--- start of Exercise inputs ---

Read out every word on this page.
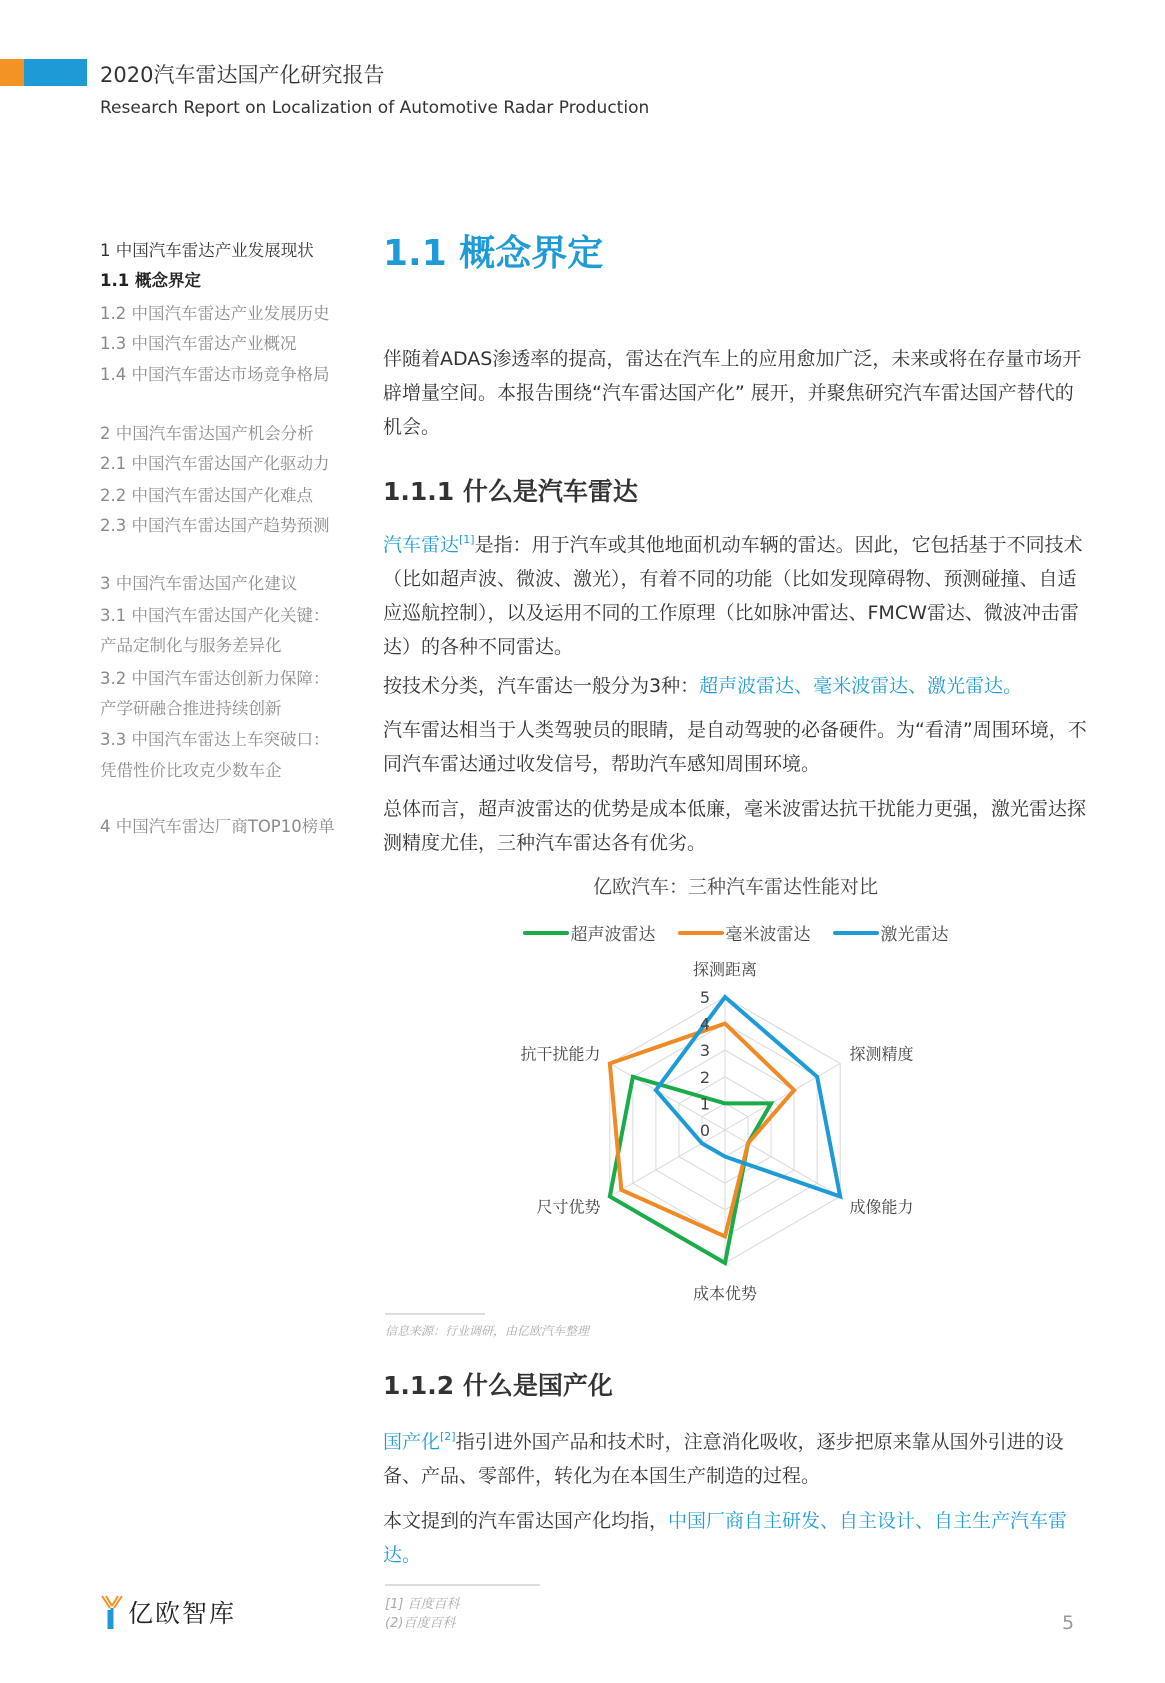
2020汽车雷达国产化研究报告
Research Report on Localization of Automotive Radar Production
1 中国汽车雷达产业发展现状
1.1 概念界定
1.2 中国汽车雷达产业发展历史
1.3 中国汽车雷达产业概况
1.4 中国汽车雷达市场竞争格局
2 中国汽车雷达国产机会分析
2.1 中国汽车雷达国产化驱动力
2.2 中国汽车雷达国产化难点
2.3 中国汽车雷达国产趋势预测
3 中国汽车雷达国产化建议
3.1 中国汽车雷达国产化关键：
产品定制化与服务差异化
3.2 中国汽车雷达创新力保障：
产学研融合推进持续创新
3.3 中国汽车雷达上车突破口：
凭借性价比攻克少数车企
4 中国汽车雷达厂商TOP10榜单
1.1 概念界定
伴随着ADAS渗透率的提高，雷达在汽车上的应用愈加广泛，未来或将在存量市场开辟增量空间。本报告围绕“汽车雷达国产化” 展开，并聚焦研究汽车雷达国产替代的机会。
1.1.1 什么是汽车雷达
汽车雷达[1]是指：用于汽车或其他地面机动车辆的雷达。因此，它包括基于不同技术（比如超声波、微波、激光），有着不同的功能（比如发现障碍物、预测碰撞、自适应巡航控制），以及运用不同的工作原理（比如脉冲雷达、FMCW雷达、微波冲击雷达）的各种不同雷达。
按技术分类，汽车雷达一般分为3种：超声波雷达、毫米波雷达、激光雷达。
汽车雷达相当于人类驾驶员的眼睛，是自动驾驶的必备硬件。为“看清”周围环境，不同汽车雷达通过收发信号，帮助汽车感知周围环境。
总体而言，超声波雷达的优势是成本低廉，毫米波雷达抗干扰能力更强，激光雷达探测精度尤佳，三种汽车雷达各有优劣。
亿欧汽车：三种汽车雷达性能对比
超声波雷达	毫米波雷达	激光雷达
0
1
2
3
4
5
探测距离
探测精度
成像能力
成本优势
尺寸优势
抗干扰能力
信息来源：行业调研，由亿欧汽车整理
1.1.2 什么是国产化
国产化[2]指引进外国产品和技术时，注意消化吸收，逐步把原来靠从国外引进的设备、产品、零部件，转化为在本国生产制造的过程。
本文提到的汽车雷达国产化均指，中国厂商自主研发、自主设计、自主生产汽车雷达。
[1] 百度百科
(2)百度百科
亿欧智库	5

--- end of Exercise inputs ---

Task goal: Return all of the data exactly as written, and drop the pictures.

Worked answer:
Read out every word on this page.
2020汽车雷达国产化研究报告
Research Report on Localization of Automotive Radar Production
1 中国汽车雷达产业发展现状
1.1 概念界定
1.2 中国汽车雷达产业发展历史
1.3 中国汽车雷达产业概况
1.4 中国汽车雷达市场竞争格局
2 中国汽车雷达国产机会分析
2.1 中国汽车雷达国产化驱动力
2.2 中国汽车雷达国产化难点
2.3 中国汽车雷达国产趋势预测
3 中国汽车雷达国产化建议
3.1 中国汽车雷达国产化关键：
产品定制化与服务差异化
3.2 中国汽车雷达创新力保障：
产学研融合推进持续创新
3.3 中国汽车雷达上车突破口：
凭借性价比攻克少数车企
4 中国汽车雷达厂商TOP10榜单
1.1 概念界定
伴随着ADAS渗透率的提高，雷达在汽车上的应用愈加广泛，未来或将在存量市场开辟增量空间。本报告围绕“汽车雷达国产化” 展开，并聚焦研究汽车雷达国产替代的机会。
1.1.1 什么是汽车雷达
汽车雷达[1]是指：用于汽车或其他地面机动车辆的雷达。因此，它包括基于不同技术（比如超声波、微波、激光），有着不同的功能（比如发现障碍物、预测碰撞、自适应巡航控制），以及运用不同的工作原理（比如脉冲雷达、FMCW雷达、微波冲击雷达）的各种不同雷达。
按技术分类，汽车雷达一般分为3种：超声波雷达、毫米波雷达、激光雷达。
汽车雷达相当于人类驾驶员的眼睛，是自动驾驶的必备硬件。为“看清”周围环境，不同汽车雷达通过收发信号，帮助汽车感知周围环境。
总体而言，超声波雷达的优势是成本低廉，毫米波雷达抗干扰能力更强，激光雷达探测精度尤佳，三种汽车雷达各有优劣。
亿欧汽车：三种汽车雷达性能对比
超声波雷达	毫米波雷达	激光雷达
0
1
2
3
4
5
探测距离
探测精度
成像能力
成本优势
尺寸优势
抗干扰能力
信息来源：行业调研，由亿欧汽车整理
1.1.2 什么是国产化
国产化[2]指引进外国产品和技术时，注意消化吸收，逐步把原来靠从国外引进的设备、产品、零部件，转化为在本国生产制造的过程。
本文提到的汽车雷达国产化均指，中国厂商自主研发、自主设计、自主生产汽车雷达。
[1] 百度百科
(2)百度百科
亿欧智库	5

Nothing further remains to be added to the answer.